[Dataset items]
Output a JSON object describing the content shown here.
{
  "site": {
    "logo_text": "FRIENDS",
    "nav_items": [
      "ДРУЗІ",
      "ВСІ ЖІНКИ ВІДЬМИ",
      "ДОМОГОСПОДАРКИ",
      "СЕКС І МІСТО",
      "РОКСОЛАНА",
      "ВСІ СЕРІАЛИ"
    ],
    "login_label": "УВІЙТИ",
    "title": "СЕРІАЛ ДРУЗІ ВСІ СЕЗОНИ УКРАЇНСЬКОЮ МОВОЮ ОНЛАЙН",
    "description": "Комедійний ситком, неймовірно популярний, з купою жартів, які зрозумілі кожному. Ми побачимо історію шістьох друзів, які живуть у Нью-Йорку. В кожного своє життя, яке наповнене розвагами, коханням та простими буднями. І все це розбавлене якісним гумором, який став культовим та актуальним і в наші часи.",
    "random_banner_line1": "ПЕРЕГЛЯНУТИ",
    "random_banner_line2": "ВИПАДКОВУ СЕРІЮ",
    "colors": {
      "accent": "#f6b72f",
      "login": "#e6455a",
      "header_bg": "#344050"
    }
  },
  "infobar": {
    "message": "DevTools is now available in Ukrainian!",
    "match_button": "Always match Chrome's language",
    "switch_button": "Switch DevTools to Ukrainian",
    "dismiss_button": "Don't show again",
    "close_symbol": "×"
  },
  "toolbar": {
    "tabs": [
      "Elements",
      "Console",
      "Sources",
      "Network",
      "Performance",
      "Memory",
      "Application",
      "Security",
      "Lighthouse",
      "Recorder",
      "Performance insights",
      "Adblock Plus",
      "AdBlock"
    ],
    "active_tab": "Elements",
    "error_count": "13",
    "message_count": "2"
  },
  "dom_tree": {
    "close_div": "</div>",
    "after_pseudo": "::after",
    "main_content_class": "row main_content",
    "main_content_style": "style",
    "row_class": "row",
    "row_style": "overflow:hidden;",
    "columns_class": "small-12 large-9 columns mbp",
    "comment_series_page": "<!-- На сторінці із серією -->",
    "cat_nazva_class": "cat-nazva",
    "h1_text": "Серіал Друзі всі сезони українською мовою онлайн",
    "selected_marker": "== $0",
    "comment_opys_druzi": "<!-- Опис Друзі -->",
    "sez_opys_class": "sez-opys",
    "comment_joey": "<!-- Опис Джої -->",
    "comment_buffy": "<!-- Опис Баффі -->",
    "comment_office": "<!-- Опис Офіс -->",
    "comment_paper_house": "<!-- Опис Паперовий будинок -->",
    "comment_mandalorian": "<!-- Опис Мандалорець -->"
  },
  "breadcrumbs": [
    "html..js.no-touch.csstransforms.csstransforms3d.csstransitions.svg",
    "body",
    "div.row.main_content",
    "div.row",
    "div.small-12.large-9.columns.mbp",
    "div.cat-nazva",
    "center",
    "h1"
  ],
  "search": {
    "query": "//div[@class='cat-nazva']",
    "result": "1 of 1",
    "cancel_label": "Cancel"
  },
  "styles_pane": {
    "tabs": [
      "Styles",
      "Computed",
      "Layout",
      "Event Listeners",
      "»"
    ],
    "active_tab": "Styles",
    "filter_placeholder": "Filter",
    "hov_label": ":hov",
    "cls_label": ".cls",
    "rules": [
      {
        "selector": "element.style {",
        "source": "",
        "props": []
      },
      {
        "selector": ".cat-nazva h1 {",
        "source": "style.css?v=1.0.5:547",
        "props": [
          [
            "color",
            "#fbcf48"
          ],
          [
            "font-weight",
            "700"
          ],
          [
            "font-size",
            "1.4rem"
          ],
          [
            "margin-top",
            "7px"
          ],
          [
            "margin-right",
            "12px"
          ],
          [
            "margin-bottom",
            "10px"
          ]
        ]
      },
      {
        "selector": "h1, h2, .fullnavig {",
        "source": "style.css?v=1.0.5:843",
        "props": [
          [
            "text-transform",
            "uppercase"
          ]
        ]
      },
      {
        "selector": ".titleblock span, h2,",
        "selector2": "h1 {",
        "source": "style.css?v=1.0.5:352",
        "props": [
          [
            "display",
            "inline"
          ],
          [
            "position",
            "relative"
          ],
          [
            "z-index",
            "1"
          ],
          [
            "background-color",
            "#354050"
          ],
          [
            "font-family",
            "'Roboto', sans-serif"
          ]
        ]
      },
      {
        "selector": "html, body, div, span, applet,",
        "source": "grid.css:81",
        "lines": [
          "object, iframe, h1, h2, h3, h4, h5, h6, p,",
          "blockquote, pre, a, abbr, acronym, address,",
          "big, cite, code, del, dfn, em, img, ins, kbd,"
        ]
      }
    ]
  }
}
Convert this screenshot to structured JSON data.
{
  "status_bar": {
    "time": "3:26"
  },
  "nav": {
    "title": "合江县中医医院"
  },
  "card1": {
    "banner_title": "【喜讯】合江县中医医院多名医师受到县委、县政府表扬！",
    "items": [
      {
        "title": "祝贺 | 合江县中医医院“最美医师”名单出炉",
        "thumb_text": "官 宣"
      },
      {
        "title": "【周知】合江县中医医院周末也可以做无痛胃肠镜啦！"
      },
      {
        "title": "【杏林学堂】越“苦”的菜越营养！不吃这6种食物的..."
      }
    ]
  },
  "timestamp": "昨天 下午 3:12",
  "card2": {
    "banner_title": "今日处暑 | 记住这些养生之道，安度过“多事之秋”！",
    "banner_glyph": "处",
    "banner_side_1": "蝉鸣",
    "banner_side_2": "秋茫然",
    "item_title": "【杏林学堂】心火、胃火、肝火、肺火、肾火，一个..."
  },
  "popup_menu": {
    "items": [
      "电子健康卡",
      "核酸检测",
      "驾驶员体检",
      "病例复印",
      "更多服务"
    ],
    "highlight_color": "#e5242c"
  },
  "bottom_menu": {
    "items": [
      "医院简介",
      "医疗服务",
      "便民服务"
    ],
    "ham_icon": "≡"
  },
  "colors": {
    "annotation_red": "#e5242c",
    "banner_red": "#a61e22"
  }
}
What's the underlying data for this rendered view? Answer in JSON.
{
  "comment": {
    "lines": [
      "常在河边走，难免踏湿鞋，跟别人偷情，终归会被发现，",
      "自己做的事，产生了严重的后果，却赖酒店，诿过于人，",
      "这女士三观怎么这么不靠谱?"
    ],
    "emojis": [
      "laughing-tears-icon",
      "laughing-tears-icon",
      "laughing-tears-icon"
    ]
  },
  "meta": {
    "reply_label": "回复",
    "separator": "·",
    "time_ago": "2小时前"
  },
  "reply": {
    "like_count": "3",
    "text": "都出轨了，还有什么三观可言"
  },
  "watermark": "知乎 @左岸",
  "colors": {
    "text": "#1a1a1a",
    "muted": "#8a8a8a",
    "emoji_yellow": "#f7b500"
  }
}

_WHAT THE TASK REQUIRES_
Write out the records above again, keeping each one identical to the original.

_WRITTEN SOLUTION_
Output a JSON object describing the content shown here.
{
  "site": {
    "logo_text": "FRIENDS",
    "nav_items": [
      "ДРУЗІ",
      "ВСІ ЖІНКИ ВІДЬМИ",
      "ДОМОГОСПОДАРКИ",
      "СЕКС І МІСТО",
      "РОКСОЛАНА",
      "ВСІ СЕРІАЛИ"
    ],
    "login_label": "УВІЙТИ",
    "title": "СЕРІАЛ ДРУЗІ ВСІ СЕЗОНИ УКРАЇНСЬКОЮ МОВОЮ ОНЛАЙН",
    "description": "Комедійний ситком, неймовірно популярний, з купою жартів, які зрозумілі кожному. Ми побачимо історію шістьох друзів, які живуть у Нью-Йорку. В кожного своє життя, яке наповнене розвагами, коханням та простими буднями. І все це розбавлене якісним гумором, який став культовим та актуальним і в наші часи.",
    "random_banner_line1": "ПЕРЕГЛЯНУТИ",
    "random_banner_line2": "ВИПАДКОВУ СЕРІЮ",
    "colors": {
      "accent": "#f6b72f",
      "login": "#e6455a",
      "header_bg": "#344050"
    }
  },
  "infobar": {
    "message": "DevTools is now available in Ukrainian!",
    "match_button": "Always match Chrome's language",
    "switch_button": "Switch DevTools to Ukrainian",
    "dismiss_button": "Don't show again",
    "close_symbol": "×"
  },
  "toolbar": {
    "tabs": [
      "Elements",
      "Console",
      "Sources",
      "Network",
      "Performance",
      "Memory",
      "Application",
      "Security",
      "Lighthouse",
      "Recorder",
      "Performance insights",
      "Adblock Plus",
      "AdBlock"
    ],
    "active_tab": "Elements",
    "error_count": "13",
    "message_count": "2"
  },
  "dom_tree": {
    "close_div": "</div>",
    "after_pseudo": "::after",
    "main_content_class": "row main_content",
    "main_content_style": "style",
    "row_class": "row",
    "row_style": "overflow:hidden;",
    "columns_class": "small-12 large-9 columns mbp",
    "comment_series_page": "<!-- На сторінці із серією -->",
    "cat_nazva_class": "cat-nazva",
    "h1_text": "Серіал Друзі всі сезони українською мовою онлайн",
    "selected_marker": "== $0",
    "comment_opys_druzi": "<!-- Опис Друзі -->",
    "sez_opys_class": "sez-opys",
    "comment_joey": "<!-- Опис Джої -->",
    "comment_buffy": "<!-- Опис Баффі -->",
    "comment_office": "<!-- Опис Офіс -->",
    "comment_paper_house": "<!-- Опис Паперовий будинок -->",
    "comment_mandalorian": "<!-- Опис Мандалорець -->"
  },
  "breadcrumbs": [
    "html..js.no-touch.csstransforms.csstransforms3d.csstransitions.svg",
    "body",
    "div.row.main_content",
    "div.row",
    "div.small-12.large-9.columns.mbp",
    "div.cat-nazva",
    "center",
    "h1"
  ],
  "search": {
    "query": "//div[@class='cat-nazva']",
    "result": "1 of 1",
    "cancel_label": "Cancel"
  },
  "styles_pane": {
    "tabs": [
      "Styles",
      "Computed",
      "Layout",
      "Event Listeners",
      "»"
    ],
    "active_tab": "Styles",
    "filter_placeholder": "Filter",
    "hov_label": ":hov",
    "cls_label": ".cls",
    "rules": [
      {
        "selector": "element.style {",
        "source": "",
        "props": []
      },
      {
        "selector": ".cat-nazva h1 {",
        "source": "style.css?v=1.0.5:547",
        "props": [
          [
            "color",
            "#fbcf48"
          ],
          [
            "font-weight",
            "700"
          ],
          [
            "font-size",
            "1.4rem"
          ],
          [
            "margin-top",
            "7px"
          ],
          [
            "margin-right",
            "12px"
          ],
          [
            "margin-bottom",
            "10px"
          ]
        ]
      },
      {
        "selector": "h1, h2, .fullnavig {",
        "source": "style.css?v=1.0.5:843",
        "props": [
          [
            "text-transform",
            "uppercase"
          ]
        ]
      },
      {
        "selector": ".titleblock span, h2,",
        "selector2": "h1 {",
        "source": "style.css?v=1.0.5:352",
        "props": [
          [
            "display",
            "inline"
          ],
          [
            "position",
            "relative"
          ],
          [
            "z-index",
            "1"
          ],
          [
            "background-color",
            "#354050"
          ],
          [
            "font-family",
            "'Roboto', sans-serif"
          ]
        ]
      },
      {
        "selector": "html, body, div, span, applet,",
        "source": "grid.css:81",
        "lines": [
          "object, iframe, h1, h2, h3, h4, h5, h6, p,",
          "blockquote, pre, a, abbr, acronym, address,",
          "big, cite, code, del, dfn, em, img, ins, kbd,"
        ]
      }
    ]
  }
}
Convert this screenshot to structured JSON data.
{
  "status_bar": {
    "time": "3:26"
  },
  "nav": {
    "title": "合江县中医医院"
  },
  "card1": {
    "banner_title": "【喜讯】合江县中医医院多名医师受到县委、县政府表扬！",
    "items": [
      {
        "title": "祝贺 | 合江县中医医院“最美医师”名单出炉",
        "thumb_text": "官 宣"
      },
      {
        "title": "【周知】合江县中医医院周末也可以做无痛胃肠镜啦！"
      },
      {
        "title": "【杏林学堂】越“苦”的菜越营养！不吃这6种食物的..."
      }
    ]
  },
  "timestamp": "昨天 下午 3:12",
  "card2": {
    "banner_title": "今日处暑 | 记住这些养生之道，安度过“多事之秋”！",
    "banner_glyph": "处",
    "banner_side_1": "蝉鸣",
    "banner_side_2": "秋茫然",
    "item_title": "【杏林学堂】心火、胃火、肝火、肺火、肾火，一个..."
  },
  "popup_menu": {
    "items": [
      "电子健康卡",
      "核酸检测",
      "驾驶员体检",
      "病例复印",
      "更多服务"
    ],
    "highlight_color": "#e5242c"
  },
  "bottom_menu": {
    "items": [
      "医院简介",
      "医疗服务",
      "便民服务"
    ],
    "ham_icon": "≡"
  },
  "colors": {
    "annotation_red": "#e5242c",
    "banner_red": "#a61e22"
  }
}
What's the underlying data for this rendered view? Answer in JSON.
{
  "comment": {
    "lines": [
      "常在河边走，难免踏湿鞋，跟别人偷情，终归会被发现，",
      "自己做的事，产生了严重的后果，却赖酒店，诿过于人，",
      "这女士三观怎么这么不靠谱?"
    ],
    "emojis": [
      "laughing-tears-icon",
      "laughing-tears-icon",
      "laughing-tears-icon"
    ]
  },
  "meta": {
    "reply_label": "回复",
    "separator": "·",
    "time_ago": "2小时前"
  },
  "reply": {
    "like_count": "3",
    "text": "都出轨了，还有什么三观可言"
  },
  "watermark": "知乎 @左岸",
  "colors": {
    "text": "#1a1a1a",
    "muted": "#8a8a8a",
    "emoji_yellow": "#f7b500"
  }
}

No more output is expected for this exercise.